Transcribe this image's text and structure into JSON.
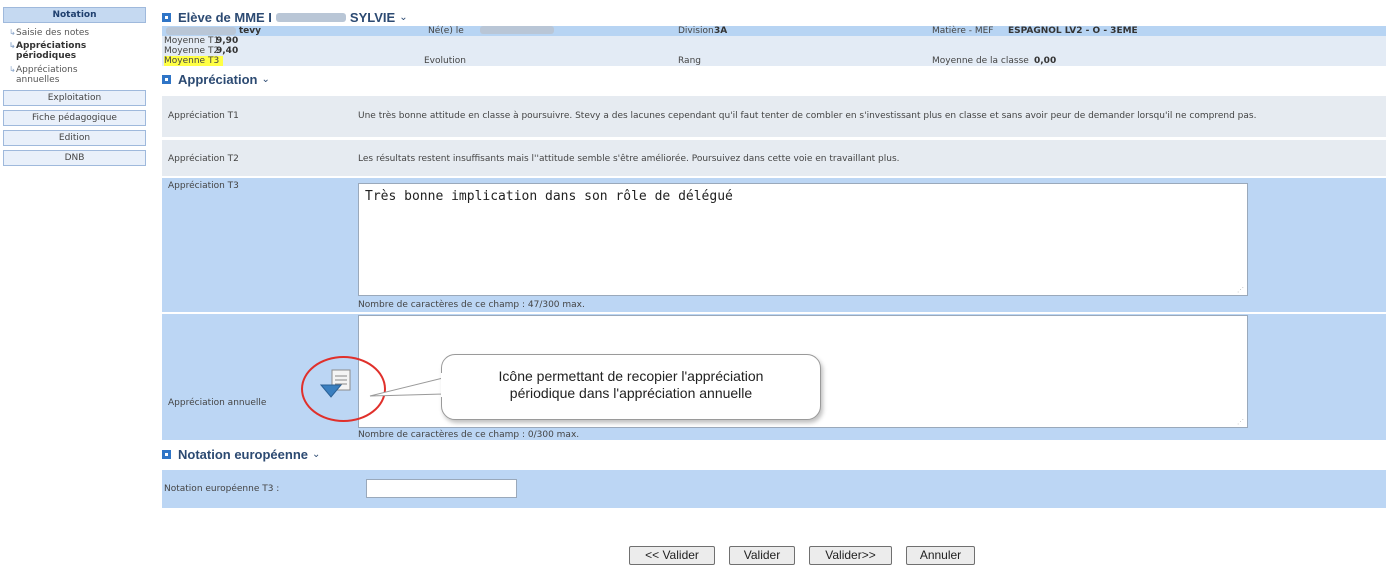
{
  "sidebar": {
    "notation": "Notation",
    "saisie": "Saisie des notes",
    "appr_periodiques": "Appréciations périodiques",
    "appr_annuelles": "Appréciations annuelles",
    "exploitation": "Exploitation",
    "fiche": "Fiche pédagogique",
    "edition": "Edition",
    "dnb": "DNB"
  },
  "student_header": {
    "title_prefix": "Elève de MME I",
    "title_suffix": "SYLVIE",
    "chevron": "⌄"
  },
  "student": {
    "name": "tevy",
    "birth_label": "Né(e) le",
    "division_label": "Division",
    "division": "3A",
    "matiere_label": "Matière - MEF",
    "matiere": "ESPAGNOL LV2 - O - 3EME",
    "moy_t1_label": "Moyenne T1",
    "moy_t1": "9,90",
    "moy_t2_label": "Moyenne T2",
    "moy_t2": "9,40",
    "moy_t3_label": "Moyenne T3",
    "evolution_label": "Evolution",
    "rang_label": "Rang",
    "moy_classe_label": "Moyenne de la classe",
    "moy_classe": "0,00"
  },
  "appreciation": {
    "section_title": "Appréciation",
    "t1_label": "Appréciation T1",
    "t1_text": "Une très bonne attitude en classe à poursuivre. Stevy a des lacunes cependant qu'il faut tenter de combler en s'investissant plus en classe et sans avoir peur de demander lorsqu'il ne comprend pas.",
    "t2_label": "Appréciation T2",
    "t2_text": "Les résultats restent insuffisants mais l''attitude semble s'être améliorée. Poursuivez dans cette voie en travaillant plus.",
    "t3_label": "Appréciation T3",
    "t3_value": "Très bonne implication dans son rôle de délégué",
    "t3_counter": "Nombre de caractères de ce champ : 47/300 max.",
    "annuelle_label": "Appréciation annuelle",
    "annuelle_value": "",
    "annuelle_counter": "Nombre de caractères de ce champ : 0/300 max."
  },
  "euro": {
    "section_title": "Notation européenne",
    "t3_label": "Notation européenne T3 :",
    "t3_value": ""
  },
  "buttons": {
    "prev": "<< Valider",
    "valider": "Valider",
    "next": "Valider>>",
    "annuler": "Annuler"
  },
  "annotation": {
    "callout_line1": "Icône permettant  de recopier l'appréciation",
    "callout_line2": "périodique dans l'appréciation annuelle"
  },
  "colors": {
    "accent": "#2f75c7",
    "row_blue": "#bcd6f4",
    "annotation_red": "#e0302b"
  }
}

§

REQUIREMENT: Make an exact copy of the whole listing, but don't bring over any pictures.

EXERCISE SOLUTION:
Transcribe this image's text and structure into JSON.
{
  "sidebar": {
    "notation": "Notation",
    "saisie": "Saisie des notes",
    "appr_periodiques": "Appréciations périodiques",
    "appr_annuelles": "Appréciations annuelles",
    "exploitation": "Exploitation",
    "fiche": "Fiche pédagogique",
    "edition": "Edition",
    "dnb": "DNB"
  },
  "student_header": {
    "title_prefix": "Elève de MME I",
    "title_suffix": "SYLVIE",
    "chevron": "⌄"
  },
  "student": {
    "name": "tevy",
    "birth_label": "Né(e) le",
    "division_label": "Division",
    "division": "3A",
    "matiere_label": "Matière - MEF",
    "matiere": "ESPAGNOL LV2 - O - 3EME",
    "moy_t1_label": "Moyenne T1",
    "moy_t1": "9,90",
    "moy_t2_label": "Moyenne T2",
    "moy_t2": "9,40",
    "moy_t3_label": "Moyenne T3",
    "evolution_label": "Evolution",
    "rang_label": "Rang",
    "moy_classe_label": "Moyenne de la classe",
    "moy_classe": "0,00"
  },
  "appreciation": {
    "section_title": "Appréciation",
    "t1_label": "Appréciation T1",
    "t1_text": "Une très bonne attitude en classe à poursuivre. Stevy a des lacunes cependant qu'il faut tenter de combler en s'investissant plus en classe et sans avoir peur de demander lorsqu'il ne comprend pas.",
    "t2_label": "Appréciation T2",
    "t2_text": "Les résultats restent insuffisants mais l''attitude semble s'être améliorée. Poursuivez dans cette voie en travaillant plus.",
    "t3_label": "Appréciation T3",
    "t3_value": "Très bonne implication dans son rôle de délégué",
    "t3_counter": "Nombre de caractères de ce champ : 47/300 max.",
    "annuelle_label": "Appréciation annuelle",
    "annuelle_value": "",
    "annuelle_counter": "Nombre de caractères de ce champ : 0/300 max."
  },
  "euro": {
    "section_title": "Notation européenne",
    "t3_label": "Notation européenne T3 :",
    "t3_value": ""
  },
  "buttons": {
    "prev": "<< Valider",
    "valider": "Valider",
    "next": "Valider>>",
    "annuler": "Annuler"
  },
  "annotation": {
    "callout_line1": "Icône permettant  de recopier l'appréciation",
    "callout_line2": "périodique dans l'appréciation annuelle"
  },
  "colors": {
    "accent": "#2f75c7",
    "row_blue": "#bcd6f4",
    "annotation_red": "#e0302b"
  }
}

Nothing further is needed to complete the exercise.